=== Trecho selecionado ===
====================

Manual de Instruções

Caros leitores, após muito tempo decidi quebrar alguns de meus votos de silêncio. Um deles inclui voltar a escrever por aqui. O outro, falar de política. Tarja Preta versão 3.0, divirtam-se!
Caso você encontre em algum dos meus textos algo interessante e queira compartilhar com seus amigos ou em seu site, revista, jornal, etc., sinta-se à vontade. Basta indicar a fonte e recomendar a leitura do blog, e todos os textos que estão aqui estarão ao seu dispor.

P. S.: decifra-me ou devoro-te!

segunda-feira, 25 de junho de 2007

Imaginário Popular Acadêmico - Pergunta que não quer calar...

Amigos e inexistentes leitores. Eu estava pensando em algumas associações que o senso comum acadêmico faz, e reparei ser consenso que:
Engenheiro é um retardado mental;
Historiador é maconheiro;
Filósofo é vagabundo e maluco;
Artista Plástico é viado;
Enfermeiro(a) é garoto(a) de programa;
etc.

Engraçado isso, em um lugar em que se esperaria que não houvesse um senso comum ele se faz presente com toda a sua força...

segunda-feira, 11 de junho de 2007

A Diferença entre o Significado e o Valor de Verdade de uma Proposição: Como Dizer o Não-Ser

Caros amigos e inexistentes leitores, hoje eu retorno a postar aqui no Tarja Preta temas um pouco mais sérios. Tomei essa decisão inspirado em uma das comunidades do orkut da qual participo, Filosofia da Linguagem – mais precisamente, um tópico em que eu desenvolvi uma breve demonstração da distinção entre o significado de uma proposição e seu valor de verdade. Observando essa diferença, ignorada desde Parmênides e seu célebre "pois pensar e ser é o mesmo", podemos afirmar que é possível sim afirmar proposições falsas, isto é, que possuam valor de verdade negativo, mas que ainda possuam sentido. Na comunidade (clique aqui para ler a discussão em seu contexto original) eu desenvolvi os argumentos com pressa e resumidamente, como deve ser em uma discussão no orkut; aqui eu pretendo explicar com mais calma essa questão e, quem sabe, clarear um pouco essa questão na mente dos senhores.

====================

=== Enunciado 1 ===
Liste as profissões que aparecem na relação de associações do senso comum acadêmico no trecho selecionado.
O trecho selecionado e os registros não têm relação entre si.

Anotações das caixas de elementos:

====================

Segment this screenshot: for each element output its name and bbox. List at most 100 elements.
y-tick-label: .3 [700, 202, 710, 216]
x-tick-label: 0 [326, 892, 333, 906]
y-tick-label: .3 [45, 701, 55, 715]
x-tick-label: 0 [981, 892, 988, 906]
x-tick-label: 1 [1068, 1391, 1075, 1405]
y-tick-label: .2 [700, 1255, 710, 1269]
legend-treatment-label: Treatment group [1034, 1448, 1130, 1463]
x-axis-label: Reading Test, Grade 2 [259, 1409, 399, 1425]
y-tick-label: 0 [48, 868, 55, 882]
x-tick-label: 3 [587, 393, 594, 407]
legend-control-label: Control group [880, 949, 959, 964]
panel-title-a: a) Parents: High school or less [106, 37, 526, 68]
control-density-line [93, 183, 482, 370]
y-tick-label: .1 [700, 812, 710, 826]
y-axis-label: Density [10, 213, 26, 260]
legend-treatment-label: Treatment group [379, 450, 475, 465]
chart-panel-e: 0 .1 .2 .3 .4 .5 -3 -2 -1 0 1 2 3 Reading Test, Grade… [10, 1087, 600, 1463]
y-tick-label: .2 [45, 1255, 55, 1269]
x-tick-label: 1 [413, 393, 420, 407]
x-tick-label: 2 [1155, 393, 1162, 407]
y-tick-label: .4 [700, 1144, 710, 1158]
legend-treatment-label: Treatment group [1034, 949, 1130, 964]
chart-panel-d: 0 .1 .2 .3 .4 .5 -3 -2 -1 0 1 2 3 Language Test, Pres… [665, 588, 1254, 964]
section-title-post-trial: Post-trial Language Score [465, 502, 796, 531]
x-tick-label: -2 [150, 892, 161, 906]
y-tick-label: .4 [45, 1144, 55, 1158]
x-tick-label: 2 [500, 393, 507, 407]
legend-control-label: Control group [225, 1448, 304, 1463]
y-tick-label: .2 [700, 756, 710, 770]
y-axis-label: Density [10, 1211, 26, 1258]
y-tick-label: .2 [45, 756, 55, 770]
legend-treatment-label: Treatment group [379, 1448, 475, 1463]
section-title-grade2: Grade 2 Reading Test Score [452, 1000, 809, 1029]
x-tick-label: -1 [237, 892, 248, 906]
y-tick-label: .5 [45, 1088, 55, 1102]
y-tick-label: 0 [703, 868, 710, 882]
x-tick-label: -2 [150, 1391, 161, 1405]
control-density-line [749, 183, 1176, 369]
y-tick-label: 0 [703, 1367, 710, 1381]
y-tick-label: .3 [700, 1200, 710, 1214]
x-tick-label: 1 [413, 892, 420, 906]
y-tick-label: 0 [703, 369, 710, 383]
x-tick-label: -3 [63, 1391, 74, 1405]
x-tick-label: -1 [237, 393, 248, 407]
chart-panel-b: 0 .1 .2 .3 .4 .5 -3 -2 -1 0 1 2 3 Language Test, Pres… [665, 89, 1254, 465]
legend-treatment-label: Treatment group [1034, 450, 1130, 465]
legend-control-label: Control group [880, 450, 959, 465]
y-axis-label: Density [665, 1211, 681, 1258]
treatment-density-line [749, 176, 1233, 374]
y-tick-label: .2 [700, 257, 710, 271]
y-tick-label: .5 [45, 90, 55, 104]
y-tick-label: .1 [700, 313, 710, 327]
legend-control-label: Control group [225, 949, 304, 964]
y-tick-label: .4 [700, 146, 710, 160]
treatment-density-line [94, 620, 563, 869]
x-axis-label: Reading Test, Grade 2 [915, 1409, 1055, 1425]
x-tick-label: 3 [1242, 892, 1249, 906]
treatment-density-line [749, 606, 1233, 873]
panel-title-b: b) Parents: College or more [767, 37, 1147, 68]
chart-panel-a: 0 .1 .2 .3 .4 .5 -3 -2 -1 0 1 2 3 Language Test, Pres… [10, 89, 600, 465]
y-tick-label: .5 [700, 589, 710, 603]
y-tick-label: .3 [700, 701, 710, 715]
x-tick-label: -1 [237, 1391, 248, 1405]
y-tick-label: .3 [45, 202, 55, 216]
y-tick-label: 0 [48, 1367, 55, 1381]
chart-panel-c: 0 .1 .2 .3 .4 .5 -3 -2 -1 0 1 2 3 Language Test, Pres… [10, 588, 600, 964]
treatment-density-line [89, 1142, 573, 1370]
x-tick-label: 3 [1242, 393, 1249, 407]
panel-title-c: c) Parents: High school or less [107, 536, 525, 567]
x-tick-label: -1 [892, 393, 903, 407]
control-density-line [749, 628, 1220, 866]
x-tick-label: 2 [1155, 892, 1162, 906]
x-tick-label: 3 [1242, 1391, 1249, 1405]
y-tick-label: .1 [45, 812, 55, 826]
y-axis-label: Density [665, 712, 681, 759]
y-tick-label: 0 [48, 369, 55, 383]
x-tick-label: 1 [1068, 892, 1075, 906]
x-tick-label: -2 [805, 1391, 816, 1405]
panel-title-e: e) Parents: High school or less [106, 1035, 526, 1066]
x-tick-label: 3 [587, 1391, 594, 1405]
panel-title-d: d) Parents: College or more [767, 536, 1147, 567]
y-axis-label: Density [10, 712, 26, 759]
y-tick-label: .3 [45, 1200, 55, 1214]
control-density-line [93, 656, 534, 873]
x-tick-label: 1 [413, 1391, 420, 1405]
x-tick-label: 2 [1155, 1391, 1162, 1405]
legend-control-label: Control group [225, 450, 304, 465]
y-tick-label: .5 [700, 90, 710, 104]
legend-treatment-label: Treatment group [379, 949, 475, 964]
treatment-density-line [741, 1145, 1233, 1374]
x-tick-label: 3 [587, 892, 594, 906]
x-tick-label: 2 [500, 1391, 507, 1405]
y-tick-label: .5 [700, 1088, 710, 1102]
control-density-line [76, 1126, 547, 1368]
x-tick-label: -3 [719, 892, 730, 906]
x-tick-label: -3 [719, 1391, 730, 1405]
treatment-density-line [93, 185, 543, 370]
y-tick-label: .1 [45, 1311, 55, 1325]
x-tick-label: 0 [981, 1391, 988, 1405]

====================

=== Enunciado 2 ===
Reproduza fielmente as linhas dos registros, começando pela primeira delas e terminando na linha que contém "x-tick-label: 3 [587, 393, 594, 407]", incluída esta.

=== Resposta correta 1 ===
Engenheiro; Historiador; Filósofo; Artista Plástico; Enfermeiro(a).

=== Resposta correta 2 ===
Segment this screenshot: for each element output its name and bbox. List at most 100 elements.
y-tick-label: .3 [700, 202, 710, 216]
x-tick-label: 0 [326, 892, 333, 906]
y-tick-label: .3 [45, 701, 55, 715]
x-tick-label: 0 [981, 892, 988, 906]
x-tick-label: 1 [1068, 1391, 1075, 1405]
y-tick-label: .2 [700, 1255, 710, 1269]
legend-treatment-label: Treatment group [1034, 1448, 1130, 1463]
x-axis-label: Reading Test, Grade 2 [259, 1409, 399, 1425]
y-tick-label: 0 [48, 868, 55, 882]
x-tick-label: 3 [587, 393, 594, 407]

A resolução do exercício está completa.